Dataset excerpt

═══

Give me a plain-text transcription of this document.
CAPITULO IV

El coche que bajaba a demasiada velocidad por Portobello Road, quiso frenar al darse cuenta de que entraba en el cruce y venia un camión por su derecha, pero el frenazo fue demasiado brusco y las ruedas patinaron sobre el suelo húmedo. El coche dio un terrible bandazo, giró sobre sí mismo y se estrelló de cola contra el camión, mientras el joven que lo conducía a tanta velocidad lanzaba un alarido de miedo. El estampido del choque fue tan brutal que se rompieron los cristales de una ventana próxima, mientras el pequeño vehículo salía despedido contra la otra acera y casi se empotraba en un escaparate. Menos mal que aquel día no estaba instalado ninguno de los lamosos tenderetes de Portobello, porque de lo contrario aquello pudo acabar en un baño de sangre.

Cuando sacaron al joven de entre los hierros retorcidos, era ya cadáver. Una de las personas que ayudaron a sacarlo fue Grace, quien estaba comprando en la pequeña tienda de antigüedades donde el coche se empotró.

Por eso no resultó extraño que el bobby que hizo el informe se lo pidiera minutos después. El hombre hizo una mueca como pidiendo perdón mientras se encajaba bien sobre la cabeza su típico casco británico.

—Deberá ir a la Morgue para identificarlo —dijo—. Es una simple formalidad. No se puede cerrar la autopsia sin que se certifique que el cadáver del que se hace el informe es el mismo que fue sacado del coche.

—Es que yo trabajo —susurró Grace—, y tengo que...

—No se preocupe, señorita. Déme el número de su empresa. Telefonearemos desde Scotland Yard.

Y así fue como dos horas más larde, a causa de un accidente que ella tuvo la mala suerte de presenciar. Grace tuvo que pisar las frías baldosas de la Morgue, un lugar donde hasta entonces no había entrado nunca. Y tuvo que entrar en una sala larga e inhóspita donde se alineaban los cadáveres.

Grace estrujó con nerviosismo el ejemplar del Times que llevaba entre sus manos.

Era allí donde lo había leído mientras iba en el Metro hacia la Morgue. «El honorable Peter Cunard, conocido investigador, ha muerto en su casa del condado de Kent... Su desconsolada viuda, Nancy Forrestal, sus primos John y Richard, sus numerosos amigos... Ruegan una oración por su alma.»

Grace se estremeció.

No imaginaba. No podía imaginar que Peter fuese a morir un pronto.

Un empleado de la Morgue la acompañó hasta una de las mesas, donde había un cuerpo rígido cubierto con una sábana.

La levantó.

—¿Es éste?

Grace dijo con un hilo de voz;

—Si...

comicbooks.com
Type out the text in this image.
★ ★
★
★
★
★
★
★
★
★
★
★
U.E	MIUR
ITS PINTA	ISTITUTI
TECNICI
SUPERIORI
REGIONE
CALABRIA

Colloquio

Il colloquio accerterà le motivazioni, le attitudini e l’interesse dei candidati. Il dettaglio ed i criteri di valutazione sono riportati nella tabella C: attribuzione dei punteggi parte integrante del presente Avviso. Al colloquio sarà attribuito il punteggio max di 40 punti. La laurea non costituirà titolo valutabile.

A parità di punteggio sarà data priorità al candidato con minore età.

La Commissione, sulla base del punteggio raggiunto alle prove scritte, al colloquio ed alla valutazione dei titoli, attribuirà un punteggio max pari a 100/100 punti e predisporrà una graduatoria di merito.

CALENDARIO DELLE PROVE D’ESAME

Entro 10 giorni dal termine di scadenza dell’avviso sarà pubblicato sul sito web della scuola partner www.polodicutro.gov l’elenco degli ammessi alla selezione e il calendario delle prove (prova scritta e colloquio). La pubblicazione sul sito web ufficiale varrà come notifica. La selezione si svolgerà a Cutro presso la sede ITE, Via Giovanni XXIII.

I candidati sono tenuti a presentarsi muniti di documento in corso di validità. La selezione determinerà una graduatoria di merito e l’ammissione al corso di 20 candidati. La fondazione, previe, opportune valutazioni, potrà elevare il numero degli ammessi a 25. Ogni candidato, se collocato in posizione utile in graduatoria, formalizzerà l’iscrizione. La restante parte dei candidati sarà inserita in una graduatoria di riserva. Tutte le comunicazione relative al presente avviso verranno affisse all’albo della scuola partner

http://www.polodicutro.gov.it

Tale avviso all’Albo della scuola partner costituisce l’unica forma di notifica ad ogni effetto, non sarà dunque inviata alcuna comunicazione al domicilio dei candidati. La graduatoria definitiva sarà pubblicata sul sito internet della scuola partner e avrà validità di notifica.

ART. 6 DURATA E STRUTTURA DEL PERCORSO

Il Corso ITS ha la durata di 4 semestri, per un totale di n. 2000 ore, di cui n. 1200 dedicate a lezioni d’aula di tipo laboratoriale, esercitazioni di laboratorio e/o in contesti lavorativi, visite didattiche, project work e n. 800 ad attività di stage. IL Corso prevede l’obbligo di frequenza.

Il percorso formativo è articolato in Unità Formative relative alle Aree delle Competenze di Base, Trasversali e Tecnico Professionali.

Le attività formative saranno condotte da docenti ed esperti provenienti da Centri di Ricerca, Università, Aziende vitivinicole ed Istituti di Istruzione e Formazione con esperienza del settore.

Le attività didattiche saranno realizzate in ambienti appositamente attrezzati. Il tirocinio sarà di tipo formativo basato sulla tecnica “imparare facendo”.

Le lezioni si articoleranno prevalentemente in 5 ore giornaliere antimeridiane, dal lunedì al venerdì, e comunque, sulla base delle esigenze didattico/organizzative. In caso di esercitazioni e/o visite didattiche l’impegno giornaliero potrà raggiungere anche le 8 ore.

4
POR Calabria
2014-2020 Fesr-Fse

═══

TO DO:
Check each line above for the string "polodicutro" and show the ones that have it.

RESPONSE TO THE EXERCISE:
Entro 10 giorni dal termine di scadenza dell’avviso sarà pubblicato sul sito web della scuola partner www.polodicutro.gov l’elenco degli ammessi alla selezione e il calendario delle prove (prova scritta e colloquio). La pubblicazione sul sito web ufficiale varrà come notifica. La selezione si svolgerà a Cutro presso la sede ITE, Via Giovanni XXIII.
http://www.polodicutro.gov.it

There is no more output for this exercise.